▶ **DATASET ENTRIES**:
=-=-=-=-=

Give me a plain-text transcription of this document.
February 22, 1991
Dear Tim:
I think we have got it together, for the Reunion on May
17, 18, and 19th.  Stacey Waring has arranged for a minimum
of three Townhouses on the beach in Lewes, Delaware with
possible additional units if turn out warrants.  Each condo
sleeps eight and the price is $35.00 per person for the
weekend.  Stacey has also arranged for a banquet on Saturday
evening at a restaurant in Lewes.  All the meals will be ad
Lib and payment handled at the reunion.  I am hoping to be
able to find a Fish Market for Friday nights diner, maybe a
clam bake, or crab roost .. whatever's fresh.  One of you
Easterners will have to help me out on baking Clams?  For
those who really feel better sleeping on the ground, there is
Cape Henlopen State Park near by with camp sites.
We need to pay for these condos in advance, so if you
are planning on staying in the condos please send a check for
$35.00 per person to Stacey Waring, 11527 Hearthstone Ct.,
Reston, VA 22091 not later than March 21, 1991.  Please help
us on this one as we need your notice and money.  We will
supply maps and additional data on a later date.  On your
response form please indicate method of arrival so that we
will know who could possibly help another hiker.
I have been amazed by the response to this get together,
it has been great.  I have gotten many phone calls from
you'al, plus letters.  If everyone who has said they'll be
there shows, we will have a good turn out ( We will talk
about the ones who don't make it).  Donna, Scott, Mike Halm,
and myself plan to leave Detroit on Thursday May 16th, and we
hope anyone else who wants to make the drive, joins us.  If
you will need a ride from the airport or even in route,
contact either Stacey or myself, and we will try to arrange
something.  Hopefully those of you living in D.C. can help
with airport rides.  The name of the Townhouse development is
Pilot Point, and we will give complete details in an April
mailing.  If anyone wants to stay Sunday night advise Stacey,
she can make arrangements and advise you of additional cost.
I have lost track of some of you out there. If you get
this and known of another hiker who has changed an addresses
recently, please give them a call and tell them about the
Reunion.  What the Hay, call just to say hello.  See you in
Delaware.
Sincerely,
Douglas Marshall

=-=-=-=-=

▶ **WHAT TO PRODUCE**:
Pull every line containing "help" out of the records.

▶ **EXERCISE RESPONSE**:
Easterners will have to help me out on baking Clams?  For
Reston, VA 22091 not later than March 21, 1991.  Please help
will know who could possibly help another hiker.
something.  Hopefully those of you living in D.C. can help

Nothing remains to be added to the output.